## Exercise brief
Express each line of the listing below as a string in a JSON list, one string per line, with blank lines omitted.

## Task data
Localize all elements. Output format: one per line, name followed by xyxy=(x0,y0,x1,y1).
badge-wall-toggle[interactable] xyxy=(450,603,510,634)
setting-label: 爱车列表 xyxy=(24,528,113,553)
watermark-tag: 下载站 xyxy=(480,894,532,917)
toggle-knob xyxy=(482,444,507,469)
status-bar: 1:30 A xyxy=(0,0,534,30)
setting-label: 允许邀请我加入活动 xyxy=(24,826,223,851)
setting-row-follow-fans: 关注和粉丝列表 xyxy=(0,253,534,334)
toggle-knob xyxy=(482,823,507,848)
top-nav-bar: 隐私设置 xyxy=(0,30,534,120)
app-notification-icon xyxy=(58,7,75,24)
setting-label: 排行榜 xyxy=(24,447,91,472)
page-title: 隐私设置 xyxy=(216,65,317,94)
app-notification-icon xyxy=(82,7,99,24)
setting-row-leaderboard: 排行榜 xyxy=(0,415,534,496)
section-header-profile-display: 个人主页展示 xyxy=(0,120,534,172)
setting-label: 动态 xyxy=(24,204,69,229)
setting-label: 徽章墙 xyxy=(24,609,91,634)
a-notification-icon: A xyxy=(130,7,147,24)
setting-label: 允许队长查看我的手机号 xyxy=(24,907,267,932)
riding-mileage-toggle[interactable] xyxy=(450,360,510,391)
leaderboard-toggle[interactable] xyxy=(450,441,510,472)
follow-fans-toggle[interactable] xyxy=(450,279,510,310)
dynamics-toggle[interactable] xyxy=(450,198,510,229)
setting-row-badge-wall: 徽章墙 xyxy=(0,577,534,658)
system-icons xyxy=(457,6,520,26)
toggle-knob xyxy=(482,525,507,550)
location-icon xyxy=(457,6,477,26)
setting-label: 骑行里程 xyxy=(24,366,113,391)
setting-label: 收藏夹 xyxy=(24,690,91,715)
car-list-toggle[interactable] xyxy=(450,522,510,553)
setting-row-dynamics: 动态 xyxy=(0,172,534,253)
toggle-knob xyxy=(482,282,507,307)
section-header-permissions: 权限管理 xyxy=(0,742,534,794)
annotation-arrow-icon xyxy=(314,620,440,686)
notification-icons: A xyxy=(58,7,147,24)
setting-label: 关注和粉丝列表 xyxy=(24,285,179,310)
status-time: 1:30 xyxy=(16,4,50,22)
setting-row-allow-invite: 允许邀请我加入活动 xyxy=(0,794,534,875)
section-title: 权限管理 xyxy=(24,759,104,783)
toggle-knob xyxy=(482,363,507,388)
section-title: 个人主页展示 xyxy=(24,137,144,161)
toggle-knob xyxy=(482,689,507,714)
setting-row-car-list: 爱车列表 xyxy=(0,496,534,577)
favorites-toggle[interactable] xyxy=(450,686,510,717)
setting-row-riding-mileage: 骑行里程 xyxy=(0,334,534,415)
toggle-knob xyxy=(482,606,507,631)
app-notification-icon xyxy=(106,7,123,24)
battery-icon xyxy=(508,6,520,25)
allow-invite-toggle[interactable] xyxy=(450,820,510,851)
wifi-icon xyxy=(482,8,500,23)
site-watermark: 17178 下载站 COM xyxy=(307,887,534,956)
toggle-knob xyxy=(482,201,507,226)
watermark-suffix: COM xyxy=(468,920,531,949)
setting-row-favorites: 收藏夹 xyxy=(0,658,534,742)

## Final result
[
  "Localize all elements. Output format: one per line, name followed by xyxy=(x0,y0,x1,y1).",
  "badge-wall-toggle[interactable] xyxy=(450,603,510,634)",
  "setting-label: 爱车列表 xyxy=(24,528,113,553)",
  "watermark-tag: 下载站 xyxy=(480,894,532,917)",
  "toggle-knob xyxy=(482,444,507,469)",
  "status-bar: 1:30 A xyxy=(0,0,534,30)",
  "setting-label: 允许邀请我加入活动 xyxy=(24,826,223,851)",
  "setting-row-follow-fans: 关注和粉丝列表 xyxy=(0,253,534,334)",
  "toggle-knob xyxy=(482,823,507,848)",
  "top-nav-bar: 隐私设置 xyxy=(0,30,534,120)",
  "app-notification-icon xyxy=(58,7,75,24)",
  "setting-label: 排行榜 xyxy=(24,447,91,472)",
  "page-title: 隐私设置 xyxy=(216,65,317,94)",
  "app-notification-icon xyxy=(82,7,99,24)",
  "setting-row-leaderboard: 排行榜 xyxy=(0,415,534,496)",
  "section-header-profile-display: 个人主页展示 xyxy=(0,120,534,172)",
  "setting-label: 动态 xyxy=(24,204,69,229)",
  "setting-label: 徽章墙 xyxy=(24,609,91,634)",
  "a-notification-icon: A xyxy=(130,7,147,24)",
  "setting-label: 允许队长查看我的手机号 xyxy=(24,907,267,932)",
  "riding-mileage-toggle[interactable] xyxy=(450,360,510,391)",
  "leaderboard-toggle[interactable] xyxy=(450,441,510,472)",
  "follow-fans-toggle[interactable] xyxy=(450,279,510,310)",
  "dynamics-toggle[interactable] xyxy=(450,198,510,229)",
  "setting-row-badge-wall: 徽章墙 xyxy=(0,577,534,658)",
  "system-icons xyxy=(457,6,520,26)",
  "toggle-knob xyxy=(482,525,507,550)",
  "location-icon xyxy=(457,6,477,26)",
  "setting-label: 骑行里程 xyxy=(24,366,113,391)",
  "setting-label: 收藏夹 xyxy=(24,690,91,715)",
  "car-list-toggle[interactable] xyxy=(450,522,510,553)",
  "setting-row-dynamics: 动态 xyxy=(0,172,534,253)",
  "toggle-knob xyxy=(482,282,507,307)",
  "section-header-permissions: 权限管理 xyxy=(0,742,534,794)",
  "annotation-arrow-icon xyxy=(314,620,440,686)",
  "notification-icons: A xyxy=(58,7,147,24)",
  "setting-label: 关注和粉丝列表 xyxy=(24,285,179,310)",
  "status-time: 1:30 xyxy=(16,4,50,22)",
  "setting-row-allow-invite: 允许邀请我加入活动 xyxy=(0,794,534,875)",
  "section-title: 权限管理 xyxy=(24,759,104,783)",
  "toggle-knob xyxy=(482,363,507,388)",
  "section-title: 个人主页展示 xyxy=(24,137,144,161)",
  "toggle-knob xyxy=(482,689,507,714)",
  "setting-row-car-list: 爱车列表 xyxy=(0,496,534,577)",
  "favorites-toggle[interactable] xyxy=(450,686,510,717)",
  "setting-row-riding-mileage: 骑行里程 xyxy=(0,334,534,415)",
  "toggle-knob xyxy=(482,606,507,631)",
  "app-notification-icon xyxy=(106,7,123,24)",
  "battery-icon xyxy=(508,6,520,25)",
  "allow-invite-toggle[interactable] xyxy=(450,820,510,851)",
  "wifi-icon xyxy=(482,8,500,23)",
  "site-watermark: 17178 下载站 COM xyxy=(307,887,534,956)",
  "toggle-knob xyxy=(482,201,507,226)",
  "watermark-suffix: COM xyxy=(468,920,531,949)",
  "setting-row-favorites: 收藏夹 xyxy=(0,658,534,742)"
]